## Exercise directions
Extract every line below that contains the word "комплекса".

-------- Entries

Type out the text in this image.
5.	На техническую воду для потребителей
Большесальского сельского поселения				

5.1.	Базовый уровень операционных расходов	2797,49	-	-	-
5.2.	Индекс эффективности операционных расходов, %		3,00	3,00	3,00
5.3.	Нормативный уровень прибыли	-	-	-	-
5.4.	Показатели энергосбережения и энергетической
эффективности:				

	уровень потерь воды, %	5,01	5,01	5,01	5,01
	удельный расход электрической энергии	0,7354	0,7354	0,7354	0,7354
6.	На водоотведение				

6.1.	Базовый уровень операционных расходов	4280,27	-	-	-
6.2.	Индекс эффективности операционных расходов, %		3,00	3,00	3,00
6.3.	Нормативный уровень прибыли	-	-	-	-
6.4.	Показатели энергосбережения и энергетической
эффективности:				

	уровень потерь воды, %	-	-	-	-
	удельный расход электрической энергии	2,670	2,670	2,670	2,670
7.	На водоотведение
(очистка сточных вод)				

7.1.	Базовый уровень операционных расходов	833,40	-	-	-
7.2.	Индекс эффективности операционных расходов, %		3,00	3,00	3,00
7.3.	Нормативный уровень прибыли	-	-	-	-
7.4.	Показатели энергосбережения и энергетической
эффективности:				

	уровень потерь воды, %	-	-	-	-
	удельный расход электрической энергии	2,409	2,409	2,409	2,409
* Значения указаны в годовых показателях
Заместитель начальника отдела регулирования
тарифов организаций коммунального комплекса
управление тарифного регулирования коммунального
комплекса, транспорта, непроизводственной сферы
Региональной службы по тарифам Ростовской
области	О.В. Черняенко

----------------
-------- Entries

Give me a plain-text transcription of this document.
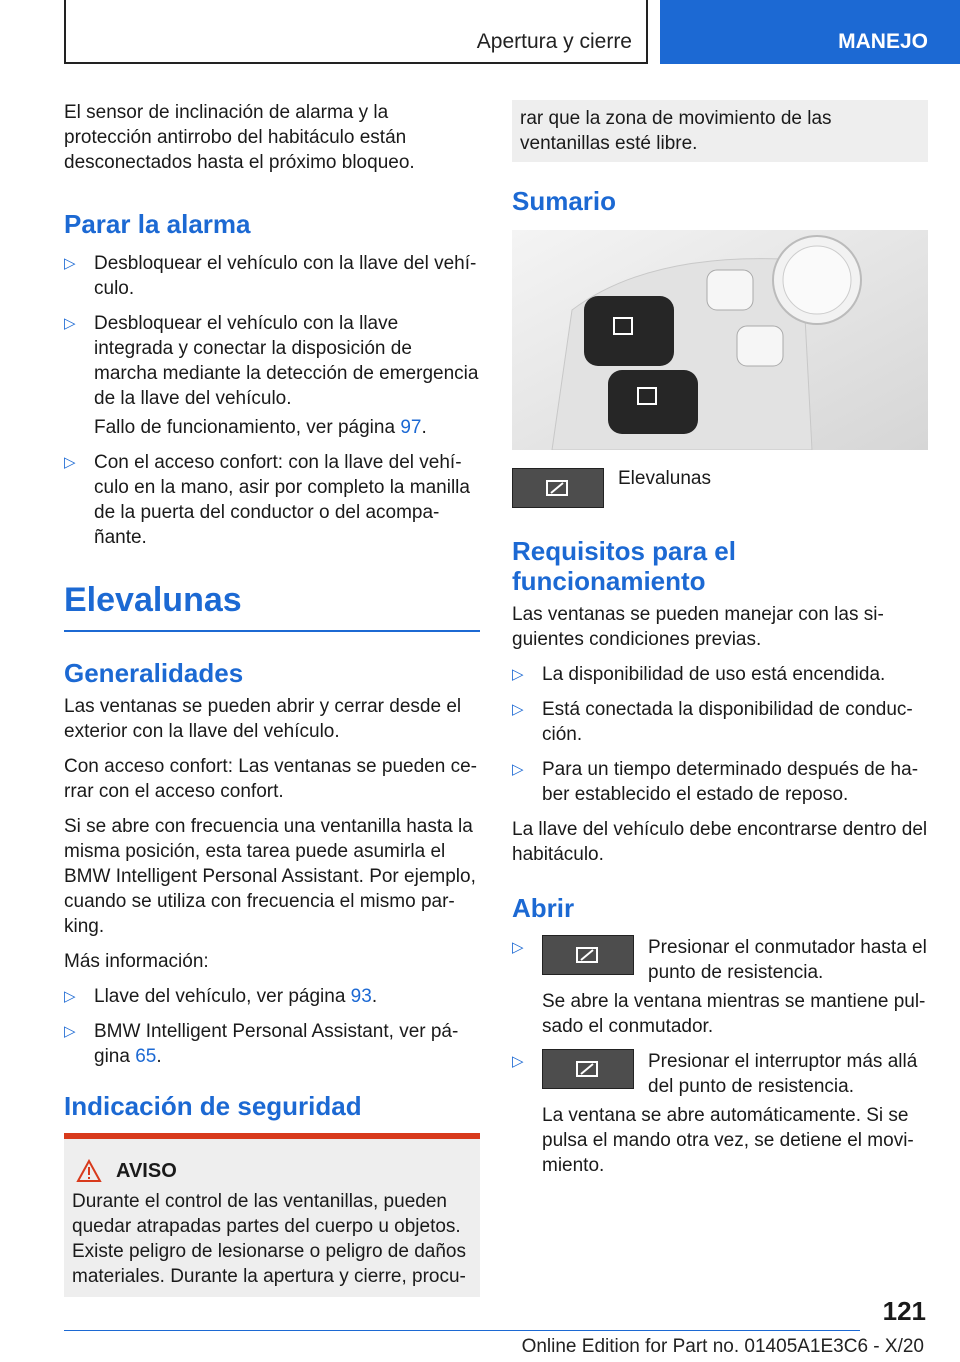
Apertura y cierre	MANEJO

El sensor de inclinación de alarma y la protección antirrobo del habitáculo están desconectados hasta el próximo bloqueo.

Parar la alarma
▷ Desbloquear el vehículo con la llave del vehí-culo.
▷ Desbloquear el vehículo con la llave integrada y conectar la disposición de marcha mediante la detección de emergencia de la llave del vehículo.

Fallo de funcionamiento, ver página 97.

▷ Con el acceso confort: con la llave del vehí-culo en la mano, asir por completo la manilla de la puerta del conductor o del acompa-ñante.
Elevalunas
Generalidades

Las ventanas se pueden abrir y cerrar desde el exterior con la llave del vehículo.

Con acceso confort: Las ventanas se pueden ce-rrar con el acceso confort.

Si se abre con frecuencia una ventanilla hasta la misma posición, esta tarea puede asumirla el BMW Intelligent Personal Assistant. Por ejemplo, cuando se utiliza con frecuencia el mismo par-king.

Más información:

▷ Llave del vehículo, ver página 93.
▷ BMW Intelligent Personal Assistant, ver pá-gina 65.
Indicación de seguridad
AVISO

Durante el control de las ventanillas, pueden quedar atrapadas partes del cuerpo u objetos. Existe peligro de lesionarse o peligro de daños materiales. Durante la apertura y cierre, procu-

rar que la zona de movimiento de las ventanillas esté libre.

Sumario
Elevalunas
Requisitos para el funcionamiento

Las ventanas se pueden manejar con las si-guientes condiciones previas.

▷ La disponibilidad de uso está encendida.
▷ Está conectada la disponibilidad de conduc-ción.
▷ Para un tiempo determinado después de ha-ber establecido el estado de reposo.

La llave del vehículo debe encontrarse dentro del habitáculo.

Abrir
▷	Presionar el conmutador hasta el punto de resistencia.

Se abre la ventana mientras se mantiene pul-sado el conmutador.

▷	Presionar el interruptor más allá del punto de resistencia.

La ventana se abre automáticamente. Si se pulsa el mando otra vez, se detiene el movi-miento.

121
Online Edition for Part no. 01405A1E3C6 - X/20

----------------

## Complete output
тарифов организаций коммунального комплекса
комплекса, транспорта, непроизводственной сферы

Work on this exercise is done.